--- A run of records ---
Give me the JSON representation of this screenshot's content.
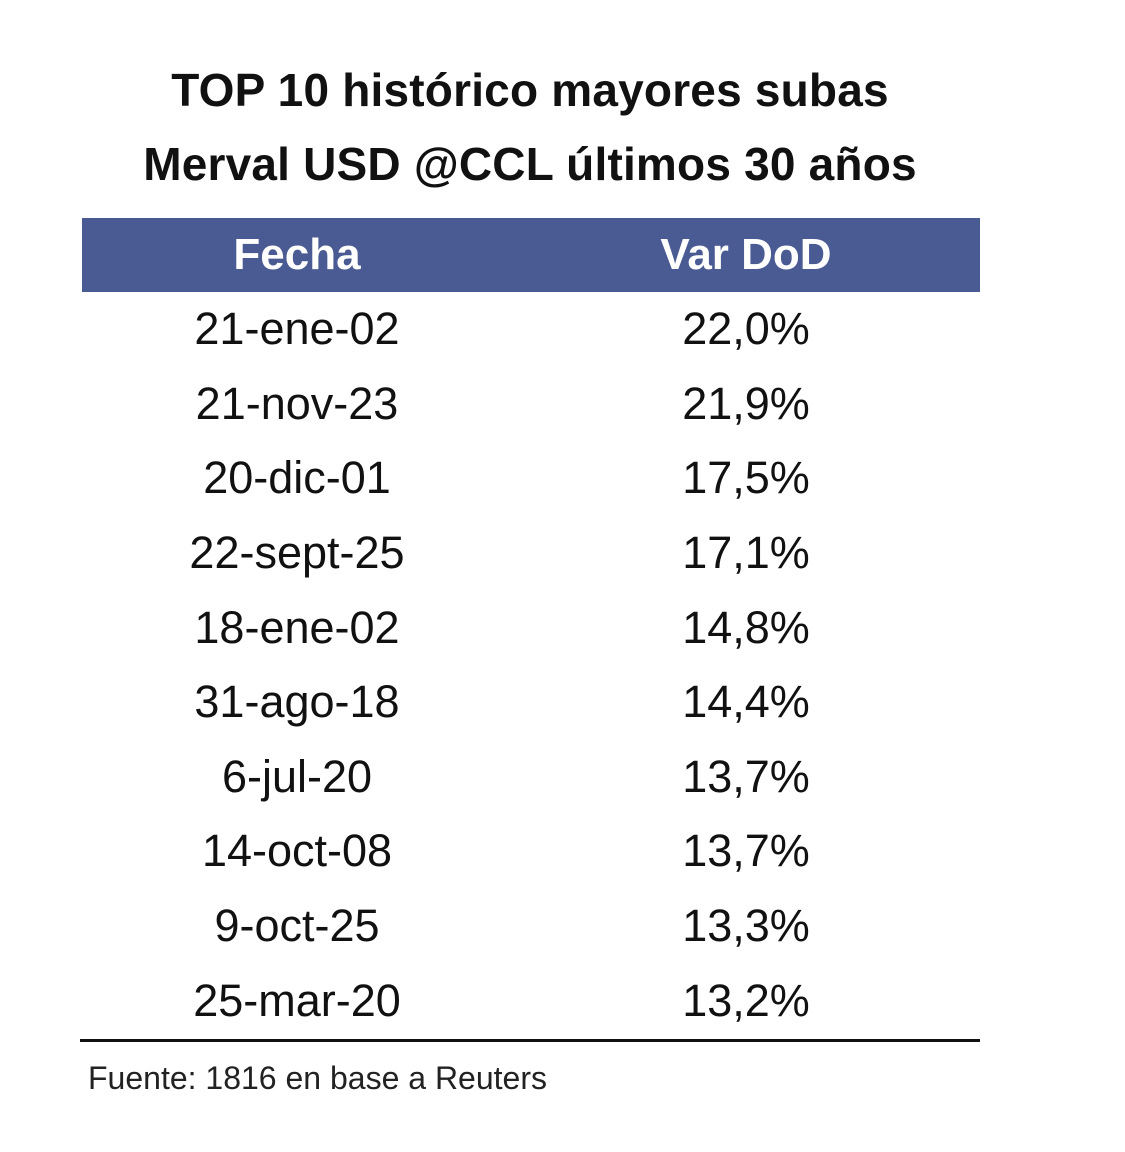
{
  "title": {
    "line1": "TOP 10 histórico mayores subas",
    "line2": "Merval USD @CCL últimos 30 años"
  },
  "chart_data": {
    "type": "table",
    "columns": [
      "Fecha",
      "Var DoD"
    ],
    "rows": [
      [
        "21-ene-02",
        "22,0%"
      ],
      [
        "21-nov-23",
        "21,9%"
      ],
      [
        "20-dic-01",
        "17,5%"
      ],
      [
        "22-sept-25",
        "17,1%"
      ],
      [
        "18-ene-02",
        "14,8%"
      ],
      [
        "31-ago-18",
        "14,4%"
      ],
      [
        "6-jul-20",
        "13,7%"
      ],
      [
        "14-oct-08",
        "13,7%"
      ],
      [
        "9-oct-25",
        "13,3%"
      ],
      [
        "25-mar-20",
        "13,2%"
      ]
    ]
  },
  "source": "Fuente: 1816 en base a Reuters",
  "colors": {
    "header_bg": "#4a5b93",
    "header_text": "#ffffff",
    "text": "#111111"
  }
}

--- Task objective ---
Retype everything in the material word for word, minus pictures.

--- Correct answer ---
Give me the JSON representation of this screenshot's content.
{
  "title": {
    "line1": "TOP 10 histórico mayores subas",
    "line2": "Merval USD @CCL últimos 30 años"
  },
  "chart_data": {
    "type": "table",
    "columns": [
      "Fecha",
      "Var DoD"
    ],
    "rows": [
      [
        "21-ene-02",
        "22,0%"
      ],
      [
        "21-nov-23",
        "21,9%"
      ],
      [
        "20-dic-01",
        "17,5%"
      ],
      [
        "22-sept-25",
        "17,1%"
      ],
      [
        "18-ene-02",
        "14,8%"
      ],
      [
        "31-ago-18",
        "14,4%"
      ],
      [
        "6-jul-20",
        "13,7%"
      ],
      [
        "14-oct-08",
        "13,7%"
      ],
      [
        "9-oct-25",
        "13,3%"
      ],
      [
        "25-mar-20",
        "13,2%"
      ]
    ]
  },
  "source": "Fuente: 1816 en base a Reuters",
  "colors": {
    "header_bg": "#4a5b93",
    "header_text": "#ffffff",
    "text": "#111111"
  }
}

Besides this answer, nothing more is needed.